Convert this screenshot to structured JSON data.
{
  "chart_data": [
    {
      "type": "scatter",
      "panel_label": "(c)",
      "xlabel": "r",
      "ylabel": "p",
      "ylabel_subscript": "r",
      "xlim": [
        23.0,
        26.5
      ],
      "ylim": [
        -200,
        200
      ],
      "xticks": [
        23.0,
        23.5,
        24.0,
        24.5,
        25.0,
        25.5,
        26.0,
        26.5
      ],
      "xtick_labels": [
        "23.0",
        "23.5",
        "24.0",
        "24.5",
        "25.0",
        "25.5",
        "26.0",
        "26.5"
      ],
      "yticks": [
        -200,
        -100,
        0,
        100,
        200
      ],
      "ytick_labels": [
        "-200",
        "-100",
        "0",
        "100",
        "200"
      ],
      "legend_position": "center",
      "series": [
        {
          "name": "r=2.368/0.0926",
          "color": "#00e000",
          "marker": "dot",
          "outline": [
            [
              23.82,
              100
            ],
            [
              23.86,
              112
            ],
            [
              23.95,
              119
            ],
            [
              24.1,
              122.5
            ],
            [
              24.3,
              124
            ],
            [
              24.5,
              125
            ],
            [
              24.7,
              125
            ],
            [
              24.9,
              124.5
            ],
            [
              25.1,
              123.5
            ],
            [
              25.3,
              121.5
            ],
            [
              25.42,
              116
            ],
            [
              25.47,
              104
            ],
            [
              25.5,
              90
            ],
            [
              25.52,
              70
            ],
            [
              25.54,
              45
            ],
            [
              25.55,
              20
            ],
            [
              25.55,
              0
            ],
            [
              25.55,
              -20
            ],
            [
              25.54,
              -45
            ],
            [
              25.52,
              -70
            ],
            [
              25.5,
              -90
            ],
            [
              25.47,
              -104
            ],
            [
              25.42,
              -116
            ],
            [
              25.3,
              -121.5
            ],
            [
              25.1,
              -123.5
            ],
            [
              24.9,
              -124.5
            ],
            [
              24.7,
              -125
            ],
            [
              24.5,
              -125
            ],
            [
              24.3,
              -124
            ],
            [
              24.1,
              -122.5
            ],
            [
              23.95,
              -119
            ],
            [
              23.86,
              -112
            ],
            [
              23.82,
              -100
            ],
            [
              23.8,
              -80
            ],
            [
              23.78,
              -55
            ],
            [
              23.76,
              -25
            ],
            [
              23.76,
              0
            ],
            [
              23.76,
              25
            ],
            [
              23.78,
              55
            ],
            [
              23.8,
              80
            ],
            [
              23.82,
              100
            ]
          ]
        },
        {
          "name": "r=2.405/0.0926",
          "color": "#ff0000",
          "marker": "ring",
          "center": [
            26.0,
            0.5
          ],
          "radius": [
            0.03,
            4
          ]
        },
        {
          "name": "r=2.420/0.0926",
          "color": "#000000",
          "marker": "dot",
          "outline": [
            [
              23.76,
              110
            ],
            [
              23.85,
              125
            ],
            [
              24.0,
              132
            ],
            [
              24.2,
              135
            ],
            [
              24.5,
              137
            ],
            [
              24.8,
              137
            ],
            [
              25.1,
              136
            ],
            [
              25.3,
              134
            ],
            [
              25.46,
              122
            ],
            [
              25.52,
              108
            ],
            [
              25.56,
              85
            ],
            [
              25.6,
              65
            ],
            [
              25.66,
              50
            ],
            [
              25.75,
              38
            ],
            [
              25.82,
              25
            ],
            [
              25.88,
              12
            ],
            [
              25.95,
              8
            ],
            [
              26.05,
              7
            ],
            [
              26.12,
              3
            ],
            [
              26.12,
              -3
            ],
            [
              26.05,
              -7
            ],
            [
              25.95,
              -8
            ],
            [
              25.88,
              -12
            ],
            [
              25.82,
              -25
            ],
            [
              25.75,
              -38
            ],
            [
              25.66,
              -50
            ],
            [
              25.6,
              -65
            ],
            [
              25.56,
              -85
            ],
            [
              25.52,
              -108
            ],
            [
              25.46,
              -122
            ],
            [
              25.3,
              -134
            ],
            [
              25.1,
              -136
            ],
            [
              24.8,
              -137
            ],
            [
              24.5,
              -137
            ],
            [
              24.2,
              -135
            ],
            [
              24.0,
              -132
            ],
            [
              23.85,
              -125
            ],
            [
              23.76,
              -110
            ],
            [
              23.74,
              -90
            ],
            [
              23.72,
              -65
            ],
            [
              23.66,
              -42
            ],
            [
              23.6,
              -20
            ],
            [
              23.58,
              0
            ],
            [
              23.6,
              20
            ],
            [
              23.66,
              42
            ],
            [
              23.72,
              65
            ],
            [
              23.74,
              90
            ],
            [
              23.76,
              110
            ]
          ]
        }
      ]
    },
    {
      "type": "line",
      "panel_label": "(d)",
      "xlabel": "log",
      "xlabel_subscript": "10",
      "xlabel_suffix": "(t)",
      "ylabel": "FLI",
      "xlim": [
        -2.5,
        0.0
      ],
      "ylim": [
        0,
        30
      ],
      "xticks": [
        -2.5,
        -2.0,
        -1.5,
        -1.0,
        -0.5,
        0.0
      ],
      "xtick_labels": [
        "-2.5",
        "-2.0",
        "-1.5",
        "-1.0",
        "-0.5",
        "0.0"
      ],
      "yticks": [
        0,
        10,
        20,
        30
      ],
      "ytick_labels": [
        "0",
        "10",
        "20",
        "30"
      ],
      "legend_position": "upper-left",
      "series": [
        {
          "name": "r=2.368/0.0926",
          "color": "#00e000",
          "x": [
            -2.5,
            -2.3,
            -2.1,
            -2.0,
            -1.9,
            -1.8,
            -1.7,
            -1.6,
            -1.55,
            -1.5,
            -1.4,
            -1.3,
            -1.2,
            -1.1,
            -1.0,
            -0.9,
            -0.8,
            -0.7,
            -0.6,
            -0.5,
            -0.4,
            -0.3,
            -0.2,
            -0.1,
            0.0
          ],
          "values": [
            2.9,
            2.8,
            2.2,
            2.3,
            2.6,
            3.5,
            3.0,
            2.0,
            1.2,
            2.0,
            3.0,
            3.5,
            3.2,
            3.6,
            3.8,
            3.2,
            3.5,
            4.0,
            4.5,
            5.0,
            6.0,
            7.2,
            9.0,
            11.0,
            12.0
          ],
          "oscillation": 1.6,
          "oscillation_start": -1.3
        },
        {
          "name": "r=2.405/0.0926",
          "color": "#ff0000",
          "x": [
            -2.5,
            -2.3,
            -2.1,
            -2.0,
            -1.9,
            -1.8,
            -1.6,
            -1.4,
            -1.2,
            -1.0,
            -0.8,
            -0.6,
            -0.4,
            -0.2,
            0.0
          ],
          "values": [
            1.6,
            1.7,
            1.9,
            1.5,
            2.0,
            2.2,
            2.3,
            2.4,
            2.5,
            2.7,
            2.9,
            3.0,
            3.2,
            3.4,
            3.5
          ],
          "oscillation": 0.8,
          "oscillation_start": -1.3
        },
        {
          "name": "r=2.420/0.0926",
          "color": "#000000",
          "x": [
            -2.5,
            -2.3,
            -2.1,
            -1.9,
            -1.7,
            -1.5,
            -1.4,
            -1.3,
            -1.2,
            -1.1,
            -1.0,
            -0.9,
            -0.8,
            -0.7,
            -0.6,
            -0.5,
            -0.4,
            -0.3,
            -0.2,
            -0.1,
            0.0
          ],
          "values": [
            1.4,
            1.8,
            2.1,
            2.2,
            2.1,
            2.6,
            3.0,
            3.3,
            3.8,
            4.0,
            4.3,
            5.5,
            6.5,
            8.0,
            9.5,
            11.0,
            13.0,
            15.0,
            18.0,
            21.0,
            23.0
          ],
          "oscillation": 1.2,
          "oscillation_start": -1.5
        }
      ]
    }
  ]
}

### [Goal of the exercise]
Can you restate every record above word for word?

### [Complete answer]
Convert this screenshot to structured JSON data.
{
  "chart_data": [
    {
      "type": "scatter",
      "panel_label": "(c)",
      "xlabel": "r",
      "ylabel": "p",
      "ylabel_subscript": "r",
      "xlim": [
        23.0,
        26.5
      ],
      "ylim": [
        -200,
        200
      ],
      "xticks": [
        23.0,
        23.5,
        24.0,
        24.5,
        25.0,
        25.5,
        26.0,
        26.5
      ],
      "xtick_labels": [
        "23.0",
        "23.5",
        "24.0",
        "24.5",
        "25.0",
        "25.5",
        "26.0",
        "26.5"
      ],
      "yticks": [
        -200,
        -100,
        0,
        100,
        200
      ],
      "ytick_labels": [
        "-200",
        "-100",
        "0",
        "100",
        "200"
      ],
      "legend_position": "center",
      "series": [
        {
          "name": "r=2.368/0.0926",
          "color": "#00e000",
          "marker": "dot",
          "outline": [
            [
              23.82,
              100
            ],
            [
              23.86,
              112
            ],
            [
              23.95,
              119
            ],
            [
              24.1,
              122.5
            ],
            [
              24.3,
              124
            ],
            [
              24.5,
              125
            ],
            [
              24.7,
              125
            ],
            [
              24.9,
              124.5
            ],
            [
              25.1,
              123.5
            ],
            [
              25.3,
              121.5
            ],
            [
              25.42,
              116
            ],
            [
              25.47,
              104
            ],
            [
              25.5,
              90
            ],
            [
              25.52,
              70
            ],
            [
              25.54,
              45
            ],
            [
              25.55,
              20
            ],
            [
              25.55,
              0
            ],
            [
              25.55,
              -20
            ],
            [
              25.54,
              -45
            ],
            [
              25.52,
              -70
            ],
            [
              25.5,
              -90
            ],
            [
              25.47,
              -104
            ],
            [
              25.42,
              -116
            ],
            [
              25.3,
              -121.5
            ],
            [
              25.1,
              -123.5
            ],
            [
              24.9,
              -124.5
            ],
            [
              24.7,
              -125
            ],
            [
              24.5,
              -125
            ],
            [
              24.3,
              -124
            ],
            [
              24.1,
              -122.5
            ],
            [
              23.95,
              -119
            ],
            [
              23.86,
              -112
            ],
            [
              23.82,
              -100
            ],
            [
              23.8,
              -80
            ],
            [
              23.78,
              -55
            ],
            [
              23.76,
              -25
            ],
            [
              23.76,
              0
            ],
            [
              23.76,
              25
            ],
            [
              23.78,
              55
            ],
            [
              23.8,
              80
            ],
            [
              23.82,
              100
            ]
          ]
        },
        {
          "name": "r=2.405/0.0926",
          "color": "#ff0000",
          "marker": "ring",
          "center": [
            26.0,
            0.5
          ],
          "radius": [
            0.03,
            4
          ]
        },
        {
          "name": "r=2.420/0.0926",
          "color": "#000000",
          "marker": "dot",
          "outline": [
            [
              23.76,
              110
            ],
            [
              23.85,
              125
            ],
            [
              24.0,
              132
            ],
            [
              24.2,
              135
            ],
            [
              24.5,
              137
            ],
            [
              24.8,
              137
            ],
            [
              25.1,
              136
            ],
            [
              25.3,
              134
            ],
            [
              25.46,
              122
            ],
            [
              25.52,
              108
            ],
            [
              25.56,
              85
            ],
            [
              25.6,
              65
            ],
            [
              25.66,
              50
            ],
            [
              25.75,
              38
            ],
            [
              25.82,
              25
            ],
            [
              25.88,
              12
            ],
            [
              25.95,
              8
            ],
            [
              26.05,
              7
            ],
            [
              26.12,
              3
            ],
            [
              26.12,
              -3
            ],
            [
              26.05,
              -7
            ],
            [
              25.95,
              -8
            ],
            [
              25.88,
              -12
            ],
            [
              25.82,
              -25
            ],
            [
              25.75,
              -38
            ],
            [
              25.66,
              -50
            ],
            [
              25.6,
              -65
            ],
            [
              25.56,
              -85
            ],
            [
              25.52,
              -108
            ],
            [
              25.46,
              -122
            ],
            [
              25.3,
              -134
            ],
            [
              25.1,
              -136
            ],
            [
              24.8,
              -137
            ],
            [
              24.5,
              -137
            ],
            [
              24.2,
              -135
            ],
            [
              24.0,
              -132
            ],
            [
              23.85,
              -125
            ],
            [
              23.76,
              -110
            ],
            [
              23.74,
              -90
            ],
            [
              23.72,
              -65
            ],
            [
              23.66,
              -42
            ],
            [
              23.6,
              -20
            ],
            [
              23.58,
              0
            ],
            [
              23.6,
              20
            ],
            [
              23.66,
              42
            ],
            [
              23.72,
              65
            ],
            [
              23.74,
              90
            ],
            [
              23.76,
              110
            ]
          ]
        }
      ]
    },
    {
      "type": "line",
      "panel_label": "(d)",
      "xlabel": "log",
      "xlabel_subscript": "10",
      "xlabel_suffix": "(t)",
      "ylabel": "FLI",
      "xlim": [
        -2.5,
        0.0
      ],
      "ylim": [
        0,
        30
      ],
      "xticks": [
        -2.5,
        -2.0,
        -1.5,
        -1.0,
        -0.5,
        0.0
      ],
      "xtick_labels": [
        "-2.5",
        "-2.0",
        "-1.5",
        "-1.0",
        "-0.5",
        "0.0"
      ],
      "yticks": [
        0,
        10,
        20,
        30
      ],
      "ytick_labels": [
        "0",
        "10",
        "20",
        "30"
      ],
      "legend_position": "upper-left",
      "series": [
        {
          "name": "r=2.368/0.0926",
          "color": "#00e000",
          "x": [
            -2.5,
            -2.3,
            -2.1,
            -2.0,
            -1.9,
            -1.8,
            -1.7,
            -1.6,
            -1.55,
            -1.5,
            -1.4,
            -1.3,
            -1.2,
            -1.1,
            -1.0,
            -0.9,
            -0.8,
            -0.7,
            -0.6,
            -0.5,
            -0.4,
            -0.3,
            -0.2,
            -0.1,
            0.0
          ],
          "values": [
            2.9,
            2.8,
            2.2,
            2.3,
            2.6,
            3.5,
            3.0,
            2.0,
            1.2,
            2.0,
            3.0,
            3.5,
            3.2,
            3.6,
            3.8,
            3.2,
            3.5,
            4.0,
            4.5,
            5.0,
            6.0,
            7.2,
            9.0,
            11.0,
            12.0
          ],
          "oscillation": 1.6,
          "oscillation_start": -1.3
        },
        {
          "name": "r=2.405/0.0926",
          "color": "#ff0000",
          "x": [
            -2.5,
            -2.3,
            -2.1,
            -2.0,
            -1.9,
            -1.8,
            -1.6,
            -1.4,
            -1.2,
            -1.0,
            -0.8,
            -0.6,
            -0.4,
            -0.2,
            0.0
          ],
          "values": [
            1.6,
            1.7,
            1.9,
            1.5,
            2.0,
            2.2,
            2.3,
            2.4,
            2.5,
            2.7,
            2.9,
            3.0,
            3.2,
            3.4,
            3.5
          ],
          "oscillation": 0.8,
          "oscillation_start": -1.3
        },
        {
          "name": "r=2.420/0.0926",
          "color": "#000000",
          "x": [
            -2.5,
            -2.3,
            -2.1,
            -1.9,
            -1.7,
            -1.5,
            -1.4,
            -1.3,
            -1.2,
            -1.1,
            -1.0,
            -0.9,
            -0.8,
            -0.7,
            -0.6,
            -0.5,
            -0.4,
            -0.3,
            -0.2,
            -0.1,
            0.0
          ],
          "values": [
            1.4,
            1.8,
            2.1,
            2.2,
            2.1,
            2.6,
            3.0,
            3.3,
            3.8,
            4.0,
            4.3,
            5.5,
            6.5,
            8.0,
            9.5,
            11.0,
            13.0,
            15.0,
            18.0,
            21.0,
            23.0
          ],
          "oscillation": 1.2,
          "oscillation_start": -1.5
        }
      ]
    }
  ]
}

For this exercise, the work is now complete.